EXERCISE GOAL
Take down each entry exactly as written.
---- DATA PROVIDED
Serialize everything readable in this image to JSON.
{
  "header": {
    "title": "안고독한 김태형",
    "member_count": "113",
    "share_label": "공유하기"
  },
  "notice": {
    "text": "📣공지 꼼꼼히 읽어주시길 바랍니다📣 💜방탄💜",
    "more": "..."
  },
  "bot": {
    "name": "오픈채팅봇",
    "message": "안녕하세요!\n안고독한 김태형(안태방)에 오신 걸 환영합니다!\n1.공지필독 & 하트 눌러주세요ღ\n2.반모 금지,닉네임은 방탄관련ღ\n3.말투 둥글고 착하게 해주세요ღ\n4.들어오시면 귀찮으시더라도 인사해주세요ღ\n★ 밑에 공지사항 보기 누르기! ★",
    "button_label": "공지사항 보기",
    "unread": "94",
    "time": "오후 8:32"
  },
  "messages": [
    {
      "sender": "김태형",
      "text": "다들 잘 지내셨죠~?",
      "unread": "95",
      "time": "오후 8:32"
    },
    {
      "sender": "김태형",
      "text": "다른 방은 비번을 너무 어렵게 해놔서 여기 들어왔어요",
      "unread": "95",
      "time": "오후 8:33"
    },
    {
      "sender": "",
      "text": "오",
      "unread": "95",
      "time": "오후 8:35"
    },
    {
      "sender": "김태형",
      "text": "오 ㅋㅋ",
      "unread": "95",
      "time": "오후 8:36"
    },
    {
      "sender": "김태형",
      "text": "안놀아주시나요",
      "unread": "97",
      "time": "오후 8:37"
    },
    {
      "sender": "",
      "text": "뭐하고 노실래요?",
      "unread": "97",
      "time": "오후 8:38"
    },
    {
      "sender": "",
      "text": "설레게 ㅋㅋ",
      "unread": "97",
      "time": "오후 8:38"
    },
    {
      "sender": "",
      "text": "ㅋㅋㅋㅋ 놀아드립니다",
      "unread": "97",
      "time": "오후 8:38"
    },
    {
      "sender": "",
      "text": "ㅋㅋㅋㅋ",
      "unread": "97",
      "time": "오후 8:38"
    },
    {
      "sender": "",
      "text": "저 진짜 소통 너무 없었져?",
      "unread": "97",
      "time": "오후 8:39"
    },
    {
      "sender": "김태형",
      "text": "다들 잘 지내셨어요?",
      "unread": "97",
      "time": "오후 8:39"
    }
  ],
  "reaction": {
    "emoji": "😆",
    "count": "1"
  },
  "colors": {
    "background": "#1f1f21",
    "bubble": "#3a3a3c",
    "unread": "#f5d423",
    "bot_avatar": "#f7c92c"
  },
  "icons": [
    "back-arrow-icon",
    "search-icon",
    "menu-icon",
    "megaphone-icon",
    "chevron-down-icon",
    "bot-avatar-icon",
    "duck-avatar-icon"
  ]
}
--------
RESULT OF THIS EXERCISE
Serialize everything readable in this image to JSON.
{
  "header": {
    "title": "안고독한 김태형",
    "member_count": "113",
    "share_label": "공유하기"
  },
  "notice": {
    "text": "📣공지 꼼꼼히 읽어주시길 바랍니다📣 💜방탄💜",
    "more": "..."
  },
  "bot": {
    "name": "오픈채팅봇",
    "message": "안녕하세요!\n안고독한 김태형(안태방)에 오신 걸 환영합니다!\n1.공지필독 & 하트 눌러주세요ღ\n2.반모 금지,닉네임은 방탄관련ღ\n3.말투 둥글고 착하게 해주세요ღ\n4.들어오시면 귀찮으시더라도 인사해주세요ღ\n★ 밑에 공지사항 보기 누르기! ★",
    "button_label": "공지사항 보기",
    "unread": "94",
    "time": "오후 8:32"
  },
  "messages": [
    {
      "sender": "김태형",
      "text": "다들 잘 지내셨죠~?",
      "unread": "95",
      "time": "오후 8:32"
    },
    {
      "sender": "김태형",
      "text": "다른 방은 비번을 너무 어렵게 해놔서 여기 들어왔어요",
      "unread": "95",
      "time": "오후 8:33"
    },
    {
      "sender": "",
      "text": "오",
      "unread": "95",
      "time": "오후 8:35"
    },
    {
      "sender": "김태형",
      "text": "오 ㅋㅋ",
      "unread": "95",
      "time": "오후 8:36"
    },
    {
      "sender": "김태형",
      "text": "안놀아주시나요",
      "unread": "97",
      "time": "오후 8:37"
    },
    {
      "sender": "",
      "text": "뭐하고 노실래요?",
      "unread": "97",
      "time": "오후 8:38"
    },
    {
      "sender": "",
      "text": "설레게 ㅋㅋ",
      "unread": "97",
      "time": "오후 8:38"
    },
    {
      "sender": "",
      "text": "ㅋㅋㅋㅋ 놀아드립니다",
      "unread": "97",
      "time": "오후 8:38"
    },
    {
      "sender": "",
      "text": "ㅋㅋㅋㅋ",
      "unread": "97",
      "time": "오후 8:38"
    },
    {
      "sender": "",
      "text": "저 진짜 소통 너무 없었져?",
      "unread": "97",
      "time": "오후 8:39"
    },
    {
      "sender": "김태형",
      "text": "다들 잘 지내셨어요?",
      "unread": "97",
      "time": "오후 8:39"
    }
  ],
  "reaction": {
    "emoji": "😆",
    "count": "1"
  },
  "colors": {
    "background": "#1f1f21",
    "bubble": "#3a3a3c",
    "unread": "#f5d423",
    "bot_avatar": "#f7c92c"
  },
  "icons": [
    "back-arrow-icon",
    "search-icon",
    "menu-icon",
    "megaphone-icon",
    "chevron-down-icon",
    "bot-avatar-icon",
    "duck-avatar-icon"
  ]
}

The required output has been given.